**TASK OBJECTIVE**
Can all of these lines be returned exactly?

--------------------------------------------------

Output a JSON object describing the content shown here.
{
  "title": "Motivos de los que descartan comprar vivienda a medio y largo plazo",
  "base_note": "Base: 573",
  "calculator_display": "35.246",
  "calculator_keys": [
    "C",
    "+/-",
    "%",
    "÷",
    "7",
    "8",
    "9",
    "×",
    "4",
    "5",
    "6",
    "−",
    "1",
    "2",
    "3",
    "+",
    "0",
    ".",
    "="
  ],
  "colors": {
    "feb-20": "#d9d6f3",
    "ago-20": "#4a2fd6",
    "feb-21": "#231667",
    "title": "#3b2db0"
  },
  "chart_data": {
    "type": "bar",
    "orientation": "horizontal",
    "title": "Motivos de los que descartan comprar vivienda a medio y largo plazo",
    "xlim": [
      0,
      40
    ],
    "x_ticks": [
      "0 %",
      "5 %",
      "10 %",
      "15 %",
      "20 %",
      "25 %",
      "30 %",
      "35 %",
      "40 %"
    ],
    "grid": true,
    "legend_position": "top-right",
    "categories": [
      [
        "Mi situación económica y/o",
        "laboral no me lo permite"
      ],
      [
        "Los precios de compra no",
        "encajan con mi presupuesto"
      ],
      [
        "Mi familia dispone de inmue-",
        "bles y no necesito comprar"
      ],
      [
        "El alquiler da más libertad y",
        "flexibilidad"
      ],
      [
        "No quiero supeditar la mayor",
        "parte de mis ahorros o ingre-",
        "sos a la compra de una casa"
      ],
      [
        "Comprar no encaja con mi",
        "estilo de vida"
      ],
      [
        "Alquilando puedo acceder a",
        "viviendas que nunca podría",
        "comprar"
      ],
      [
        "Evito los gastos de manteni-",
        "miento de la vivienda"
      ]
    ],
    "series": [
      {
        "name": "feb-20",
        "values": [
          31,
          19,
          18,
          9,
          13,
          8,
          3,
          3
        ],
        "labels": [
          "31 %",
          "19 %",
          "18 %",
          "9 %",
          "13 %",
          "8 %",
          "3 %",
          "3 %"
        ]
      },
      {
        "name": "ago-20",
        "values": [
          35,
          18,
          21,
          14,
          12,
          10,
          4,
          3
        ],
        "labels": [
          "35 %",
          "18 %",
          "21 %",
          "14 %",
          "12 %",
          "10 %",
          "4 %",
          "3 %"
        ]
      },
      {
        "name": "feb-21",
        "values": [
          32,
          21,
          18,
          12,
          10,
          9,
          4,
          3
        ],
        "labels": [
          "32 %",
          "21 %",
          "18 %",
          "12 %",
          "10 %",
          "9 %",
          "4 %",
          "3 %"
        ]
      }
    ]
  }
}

--------------------------------------------------

**FINAL RESULT**
Output a JSON object describing the content shown here.
{
  "title": "Motivos de los que descartan comprar vivienda a medio y largo plazo",
  "base_note": "Base: 573",
  "calculator_display": "35.246",
  "calculator_keys": [
    "C",
    "+/-",
    "%",
    "÷",
    "7",
    "8",
    "9",
    "×",
    "4",
    "5",
    "6",
    "−",
    "1",
    "2",
    "3",
    "+",
    "0",
    ".",
    "="
  ],
  "colors": {
    "feb-20": "#d9d6f3",
    "ago-20": "#4a2fd6",
    "feb-21": "#231667",
    "title": "#3b2db0"
  },
  "chart_data": {
    "type": "bar",
    "orientation": "horizontal",
    "title": "Motivos de los que descartan comprar vivienda a medio y largo plazo",
    "xlim": [
      0,
      40
    ],
    "x_ticks": [
      "0 %",
      "5 %",
      "10 %",
      "15 %",
      "20 %",
      "25 %",
      "30 %",
      "35 %",
      "40 %"
    ],
    "grid": true,
    "legend_position": "top-right",
    "categories": [
      [
        "Mi situación económica y/o",
        "laboral no me lo permite"
      ],
      [
        "Los precios de compra no",
        "encajan con mi presupuesto"
      ],
      [
        "Mi familia dispone de inmue-",
        "bles y no necesito comprar"
      ],
      [
        "El alquiler da más libertad y",
        "flexibilidad"
      ],
      [
        "No quiero supeditar la mayor",
        "parte de mis ahorros o ingre-",
        "sos a la compra de una casa"
      ],
      [
        "Comprar no encaja con mi",
        "estilo de vida"
      ],
      [
        "Alquilando puedo acceder a",
        "viviendas que nunca podría",
        "comprar"
      ],
      [
        "Evito los gastos de manteni-",
        "miento de la vivienda"
      ]
    ],
    "series": [
      {
        "name": "feb-20",
        "values": [
          31,
          19,
          18,
          9,
          13,
          8,
          3,
          3
        ],
        "labels": [
          "31 %",
          "19 %",
          "18 %",
          "9 %",
          "13 %",
          "8 %",
          "3 %",
          "3 %"
        ]
      },
      {
        "name": "ago-20",
        "values": [
          35,
          18,
          21,
          14,
          12,
          10,
          4,
          3
        ],
        "labels": [
          "35 %",
          "18 %",
          "21 %",
          "14 %",
          "12 %",
          "10 %",
          "4 %",
          "3 %"
        ]
      },
      {
        "name": "feb-21",
        "values": [
          32,
          21,
          18,
          12,
          10,
          9,
          4,
          3
        ],
        "labels": [
          "32 %",
          "21 %",
          "18 %",
          "12 %",
          "10 %",
          "9 %",
          "4 %",
          "3 %"
        ]
      }
    ]
  }
}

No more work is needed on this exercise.